_Problem details_
Copy the data precisely, keeping every character.

_Extracted data_
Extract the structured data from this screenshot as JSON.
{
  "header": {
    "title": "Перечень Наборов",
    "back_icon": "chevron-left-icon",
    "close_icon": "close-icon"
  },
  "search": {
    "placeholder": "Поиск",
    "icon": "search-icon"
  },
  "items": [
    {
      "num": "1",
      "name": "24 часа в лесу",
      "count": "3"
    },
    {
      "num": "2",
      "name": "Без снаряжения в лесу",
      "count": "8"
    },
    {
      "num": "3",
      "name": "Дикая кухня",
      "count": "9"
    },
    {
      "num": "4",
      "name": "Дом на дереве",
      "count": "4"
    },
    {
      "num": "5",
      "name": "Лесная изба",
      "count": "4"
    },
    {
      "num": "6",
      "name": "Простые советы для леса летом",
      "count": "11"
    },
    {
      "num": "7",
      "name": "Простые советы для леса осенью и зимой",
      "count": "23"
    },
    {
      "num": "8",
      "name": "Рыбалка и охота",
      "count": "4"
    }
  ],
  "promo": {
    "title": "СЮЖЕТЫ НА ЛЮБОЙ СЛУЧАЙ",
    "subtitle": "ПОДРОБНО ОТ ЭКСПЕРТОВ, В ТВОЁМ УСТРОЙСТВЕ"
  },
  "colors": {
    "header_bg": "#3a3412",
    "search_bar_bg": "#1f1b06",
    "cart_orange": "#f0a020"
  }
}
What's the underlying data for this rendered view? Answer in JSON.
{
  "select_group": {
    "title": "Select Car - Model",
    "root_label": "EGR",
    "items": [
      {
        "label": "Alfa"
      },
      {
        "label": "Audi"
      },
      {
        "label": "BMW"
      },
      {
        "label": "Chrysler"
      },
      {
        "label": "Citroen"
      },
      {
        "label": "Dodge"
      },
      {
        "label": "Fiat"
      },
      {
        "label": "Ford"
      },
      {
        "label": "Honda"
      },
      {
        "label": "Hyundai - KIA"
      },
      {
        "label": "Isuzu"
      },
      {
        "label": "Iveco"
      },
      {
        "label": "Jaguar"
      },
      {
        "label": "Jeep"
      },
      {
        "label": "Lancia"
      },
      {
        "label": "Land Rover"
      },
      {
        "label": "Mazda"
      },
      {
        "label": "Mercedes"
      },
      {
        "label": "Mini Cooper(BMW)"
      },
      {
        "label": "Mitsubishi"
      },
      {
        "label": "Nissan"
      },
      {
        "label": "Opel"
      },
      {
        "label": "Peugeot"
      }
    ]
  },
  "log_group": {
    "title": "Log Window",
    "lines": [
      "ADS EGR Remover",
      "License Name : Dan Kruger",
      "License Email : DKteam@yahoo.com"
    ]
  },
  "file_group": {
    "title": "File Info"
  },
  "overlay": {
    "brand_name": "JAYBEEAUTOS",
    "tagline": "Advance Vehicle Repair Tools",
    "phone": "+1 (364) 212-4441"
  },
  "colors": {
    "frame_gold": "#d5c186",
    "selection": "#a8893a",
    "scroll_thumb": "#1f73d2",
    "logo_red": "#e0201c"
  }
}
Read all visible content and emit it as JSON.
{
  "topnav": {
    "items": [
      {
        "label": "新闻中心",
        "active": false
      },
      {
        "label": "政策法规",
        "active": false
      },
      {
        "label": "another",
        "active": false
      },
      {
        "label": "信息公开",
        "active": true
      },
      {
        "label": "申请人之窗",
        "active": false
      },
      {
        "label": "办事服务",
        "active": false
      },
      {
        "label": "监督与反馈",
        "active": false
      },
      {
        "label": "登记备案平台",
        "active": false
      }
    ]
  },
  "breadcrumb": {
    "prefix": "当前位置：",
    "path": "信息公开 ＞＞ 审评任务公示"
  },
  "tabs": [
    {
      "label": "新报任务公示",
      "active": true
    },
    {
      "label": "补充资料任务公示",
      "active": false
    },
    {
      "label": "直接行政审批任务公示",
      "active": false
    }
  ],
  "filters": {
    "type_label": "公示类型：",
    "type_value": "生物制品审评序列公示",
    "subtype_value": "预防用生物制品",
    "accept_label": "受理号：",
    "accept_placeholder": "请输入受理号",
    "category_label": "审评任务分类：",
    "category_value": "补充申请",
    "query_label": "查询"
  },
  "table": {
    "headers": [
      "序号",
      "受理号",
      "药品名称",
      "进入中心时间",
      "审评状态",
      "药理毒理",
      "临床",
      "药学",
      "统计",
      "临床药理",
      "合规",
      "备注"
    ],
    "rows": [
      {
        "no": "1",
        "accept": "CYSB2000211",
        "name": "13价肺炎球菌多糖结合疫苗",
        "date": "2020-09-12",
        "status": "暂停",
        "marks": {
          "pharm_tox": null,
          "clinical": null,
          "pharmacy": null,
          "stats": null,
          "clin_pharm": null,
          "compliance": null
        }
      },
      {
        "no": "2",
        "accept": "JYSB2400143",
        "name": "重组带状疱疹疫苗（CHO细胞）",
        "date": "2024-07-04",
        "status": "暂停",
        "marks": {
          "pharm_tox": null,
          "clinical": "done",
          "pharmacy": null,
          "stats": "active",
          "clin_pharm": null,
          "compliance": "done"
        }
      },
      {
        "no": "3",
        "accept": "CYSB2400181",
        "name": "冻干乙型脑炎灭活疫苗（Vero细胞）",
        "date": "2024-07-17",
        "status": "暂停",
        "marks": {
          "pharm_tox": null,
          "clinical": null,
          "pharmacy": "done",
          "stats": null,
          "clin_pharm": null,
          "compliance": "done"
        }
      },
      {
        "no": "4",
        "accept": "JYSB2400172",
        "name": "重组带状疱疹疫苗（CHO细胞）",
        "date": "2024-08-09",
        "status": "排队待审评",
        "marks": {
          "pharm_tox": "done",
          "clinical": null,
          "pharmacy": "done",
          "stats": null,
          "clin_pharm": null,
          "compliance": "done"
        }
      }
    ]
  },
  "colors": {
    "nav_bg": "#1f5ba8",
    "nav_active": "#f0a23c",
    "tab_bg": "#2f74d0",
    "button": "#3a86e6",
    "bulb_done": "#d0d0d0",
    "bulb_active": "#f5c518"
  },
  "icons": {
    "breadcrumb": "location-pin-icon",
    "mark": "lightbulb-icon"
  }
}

_The solution_
Extract the structured data from this screenshot as JSON.
{
  "header": {
    "title": "Перечень Наборов",
    "back_icon": "chevron-left-icon",
    "close_icon": "close-icon"
  },
  "search": {
    "placeholder": "Поиск",
    "icon": "search-icon"
  },
  "items": [
    {
      "num": "1",
      "name": "24 часа в лесу",
      "count": "3"
    },
    {
      "num": "2",
      "name": "Без снаряжения в лесу",
      "count": "8"
    },
    {
      "num": "3",
      "name": "Дикая кухня",
      "count": "9"
    },
    {
      "num": "4",
      "name": "Дом на дереве",
      "count": "4"
    },
    {
      "num": "5",
      "name": "Лесная изба",
      "count": "4"
    },
    {
      "num": "6",
      "name": "Простые советы для леса летом",
      "count": "11"
    },
    {
      "num": "7",
      "name": "Простые советы для леса осенью и зимой",
      "count": "23"
    },
    {
      "num": "8",
      "name": "Рыбалка и охота",
      "count": "4"
    }
  ],
  "promo": {
    "title": "СЮЖЕТЫ НА ЛЮБОЙ СЛУЧАЙ",
    "subtitle": "ПОДРОБНО ОТ ЭКСПЕРТОВ, В ТВОЁМ УСТРОЙСТВЕ"
  },
  "colors": {
    "header_bg": "#3a3412",
    "search_bar_bg": "#1f1b06",
    "cart_orange": "#f0a020"
  }
}
What's the underlying data for this rendered view? Answer in JSON.
{
  "select_group": {
    "title": "Select Car - Model",
    "root_label": "EGR",
    "items": [
      {
        "label": "Alfa"
      },
      {
        "label": "Audi"
      },
      {
        "label": "BMW"
      },
      {
        "label": "Chrysler"
      },
      {
        "label": "Citroen"
      },
      {
        "label": "Dodge"
      },
      {
        "label": "Fiat"
      },
      {
        "label": "Ford"
      },
      {
        "label": "Honda"
      },
      {
        "label": "Hyundai - KIA"
      },
      {
        "label": "Isuzu"
      },
      {
        "label": "Iveco"
      },
      {
        "label": "Jaguar"
      },
      {
        "label": "Jeep"
      },
      {
        "label": "Lancia"
      },
      {
        "label": "Land Rover"
      },
      {
        "label": "Mazda"
      },
      {
        "label": "Mercedes"
      },
      {
        "label": "Mini Cooper(BMW)"
      },
      {
        "label": "Mitsubishi"
      },
      {
        "label": "Nissan"
      },
      {
        "label": "Opel"
      },
      {
        "label": "Peugeot"
      }
    ]
  },
  "log_group": {
    "title": "Log Window",
    "lines": [
      "ADS EGR Remover",
      "License Name : Dan Kruger",
      "License Email : DKteam@yahoo.com"
    ]
  },
  "file_group": {
    "title": "File Info"
  },
  "overlay": {
    "brand_name": "JAYBEEAUTOS",
    "tagline": "Advance Vehicle Repair Tools",
    "phone": "+1 (364) 212-4441"
  },
  "colors": {
    "frame_gold": "#d5c186",
    "selection": "#a8893a",
    "scroll_thumb": "#1f73d2",
    "logo_red": "#e0201c"
  }
}
Read all visible content and emit it as JSON.
{
  "topnav": {
    "items": [
      {
        "label": "新闻中心",
        "active": false
      },
      {
        "label": "政策法规",
        "active": false
      },
      {
        "label": "another",
        "active": false
      },
      {
        "label": "信息公开",
        "active": true
      },
      {
        "label": "申请人之窗",
        "active": false
      },
      {
        "label": "办事服务",
        "active": false
      },
      {
        "label": "监督与反馈",
        "active": false
      },
      {
        "label": "登记备案平台",
        "active": false
      }
    ]
  },
  "breadcrumb": {
    "prefix": "当前位置：",
    "path": "信息公开 ＞＞ 审评任务公示"
  },
  "tabs": [
    {
      "label": "新报任务公示",
      "active": true
    },
    {
      "label": "补充资料任务公示",
      "active": false
    },
    {
      "label": "直接行政审批任务公示",
      "active": false
    }
  ],
  "filters": {
    "type_label": "公示类型：",
    "type_value": "生物制品审评序列公示",
    "subtype_value": "预防用生物制品",
    "accept_label": "受理号：",
    "accept_placeholder": "请输入受理号",
    "category_label": "审评任务分类：",
    "category_value": "补充申请",
    "query_label": "查询"
  },
  "table": {
    "headers": [
      "序号",
      "受理号",
      "药品名称",
      "进入中心时间",
      "审评状态",
      "药理毒理",
      "临床",
      "药学",
      "统计",
      "临床药理",
      "合规",
      "备注"
    ],
    "rows": [
      {
        "no": "1",
        "accept": "CYSB2000211",
        "name": "13价肺炎球菌多糖结合疫苗",
        "date": "2020-09-12",
        "status": "暂停",
        "marks": {
          "pharm_tox": null,
          "clinical": null,
          "pharmacy": null,
          "stats": null,
          "clin_pharm": null,
          "compliance": null
        }
      },
      {
        "no": "2",
        "accept": "JYSB2400143",
        "name": "重组带状疱疹疫苗（CHO细胞）",
        "date": "2024-07-04",
        "status": "暂停",
        "marks": {
          "pharm_tox": null,
          "clinical": "done",
          "pharmacy": null,
          "stats": "active",
          "clin_pharm": null,
          "compliance": "done"
        }
      },
      {
        "no": "3",
        "accept": "CYSB2400181",
        "name": "冻干乙型脑炎灭活疫苗（Vero细胞）",
        "date": "2024-07-17",
        "status": "暂停",
        "marks": {
          "pharm_tox": null,
          "clinical": null,
          "pharmacy": "done",
          "stats": null,
          "clin_pharm": null,
          "compliance": "done"
        }
      },
      {
        "no": "4",
        "accept": "JYSB2400172",
        "name": "重组带状疱疹疫苗（CHO细胞）",
        "date": "2024-08-09",
        "status": "排队待审评",
        "marks": {
          "pharm_tox": "done",
          "clinical": null,
          "pharmacy": "done",
          "stats": null,
          "clin_pharm": null,
          "compliance": "done"
        }
      }
    ]
  },
  "colors": {
    "nav_bg": "#1f5ba8",
    "nav_active": "#f0a23c",
    "tab_bg": "#2f74d0",
    "button": "#3a86e6",
    "bulb_done": "#d0d0d0",
    "bulb_active": "#f5c518"
  },
  "icons": {
    "breadcrumb": "location-pin-icon",
    "mark": "lightbulb-icon"
  }
}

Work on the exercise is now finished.